What needs to be done.
Repeat the listing that follows, character for character, minus the pictures.

Input material.
□ □ □ □ □
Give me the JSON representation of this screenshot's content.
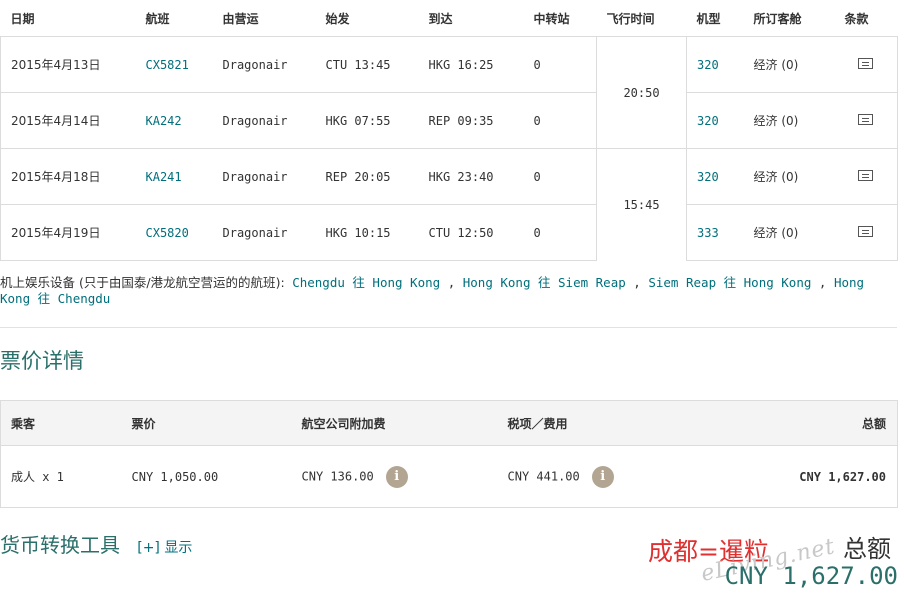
{
  "flights": {
    "headers": [
      "日期",
      "航班",
      "由营运",
      "始发",
      "到达",
      "中转站",
      "飞行时间",
      "机型",
      "所订客舱",
      "条款"
    ],
    "rows": [
      {
        "date": "2015年4月13日",
        "flight": "CX5821",
        "operator": "Dragonair",
        "depart": "CTU 13:45",
        "arrive": "HKG 16:25",
        "stops": "0",
        "aircraft": "320",
        "cabin": "经济 (0)"
      },
      {
        "date": "2015年4月14日",
        "flight": "KA242",
        "operator": "Dragonair",
        "depart": "HKG 07:55",
        "arrive": "REP 09:35",
        "stops": "0",
        "aircraft": "320",
        "cabin": "经济 (0)"
      },
      {
        "date": "2015年4月18日",
        "flight": "KA241",
        "operator": "Dragonair",
        "depart": "REP 20:05",
        "arrive": "HKG 23:40",
        "stops": "0",
        "aircraft": "320",
        "cabin": "经济 (0)"
      },
      {
        "date": "2015年4月19日",
        "flight": "CX5820",
        "operator": "Dragonair",
        "depart": "HKG 10:15",
        "arrive": "CTU 12:50",
        "stops": "0",
        "aircraft": "333",
        "cabin": "经济 (0)"
      }
    ],
    "durations": [
      "20:50",
      "15:45"
    ],
    "terms_icon": "document-icon"
  },
  "entertainment": {
    "label": "机上娱乐设备 (只于由国泰/港龙航空营运的的航班):",
    "links": [
      "Chengdu 往 Hong Kong",
      "Hong Kong 往 Siem Reap",
      "Siem Reap 往 Hong Kong",
      "Hong Kong 往 Chengdu"
    ],
    "separator": ","
  },
  "fare": {
    "title": "票价详情",
    "headers": [
      "乘客",
      "票价",
      "航空公司附加费",
      "税项／费用",
      "总额"
    ],
    "row": {
      "passenger": "成人 x 1",
      "fare": "CNY 1,050.00",
      "surcharge": "CNY 136.00",
      "taxes": "CNY 441.00",
      "total": "CNY 1,627.00"
    },
    "info_icon": "i"
  },
  "currency_tool": {
    "title": "货币转换工具",
    "toggle": "[+] 显示"
  },
  "watermark": {
    "red_text": "成都=暹粒",
    "script_text": "eLiving.net"
  },
  "grand_total": {
    "label": "总额",
    "amount": "CNY 1,627.00"
  },
  "colors": {
    "link": "#006f7c",
    "heading": "#2a6f6a",
    "border": "#dcdcdc",
    "info_icon_bg": "#b2a693",
    "watermark_red": "#e03030"
  }
}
□ □ □ □ □
Full solution.
Give me the JSON representation of this screenshot's content.
{
  "flights": {
    "headers": [
      "日期",
      "航班",
      "由营运",
      "始发",
      "到达",
      "中转站",
      "飞行时间",
      "机型",
      "所订客舱",
      "条款"
    ],
    "rows": [
      {
        "date": "2015年4月13日",
        "flight": "CX5821",
        "operator": "Dragonair",
        "depart": "CTU 13:45",
        "arrive": "HKG 16:25",
        "stops": "0",
        "aircraft": "320",
        "cabin": "经济 (0)"
      },
      {
        "date": "2015年4月14日",
        "flight": "KA242",
        "operator": "Dragonair",
        "depart": "HKG 07:55",
        "arrive": "REP 09:35",
        "stops": "0",
        "aircraft": "320",
        "cabin": "经济 (0)"
      },
      {
        "date": "2015年4月18日",
        "flight": "KA241",
        "operator": "Dragonair",
        "depart": "REP 20:05",
        "arrive": "HKG 23:40",
        "stops": "0",
        "aircraft": "320",
        "cabin": "经济 (0)"
      },
      {
        "date": "2015年4月19日",
        "flight": "CX5820",
        "operator": "Dragonair",
        "depart": "HKG 10:15",
        "arrive": "CTU 12:50",
        "stops": "0",
        "aircraft": "333",
        "cabin": "经济 (0)"
      }
    ],
    "durations": [
      "20:50",
      "15:45"
    ],
    "terms_icon": "document-icon"
  },
  "entertainment": {
    "label": "机上娱乐设备 (只于由国泰/港龙航空营运的的航班):",
    "links": [
      "Chengdu 往 Hong Kong",
      "Hong Kong 往 Siem Reap",
      "Siem Reap 往 Hong Kong",
      "Hong Kong 往 Chengdu"
    ],
    "separator": ","
  },
  "fare": {
    "title": "票价详情",
    "headers": [
      "乘客",
      "票价",
      "航空公司附加费",
      "税项／费用",
      "总额"
    ],
    "row": {
      "passenger": "成人 x 1",
      "fare": "CNY 1,050.00",
      "surcharge": "CNY 136.00",
      "taxes": "CNY 441.00",
      "total": "CNY 1,627.00"
    },
    "info_icon": "i"
  },
  "currency_tool": {
    "title": "货币转换工具",
    "toggle": "[+] 显示"
  },
  "watermark": {
    "red_text": "成都=暹粒",
    "script_text": "eLiving.net"
  },
  "grand_total": {
    "label": "总额",
    "amount": "CNY 1,627.00"
  },
  "colors": {
    "link": "#006f7c",
    "heading": "#2a6f6a",
    "border": "#dcdcdc",
    "info_icon_bg": "#b2a693",
    "watermark_red": "#e03030"
  }
}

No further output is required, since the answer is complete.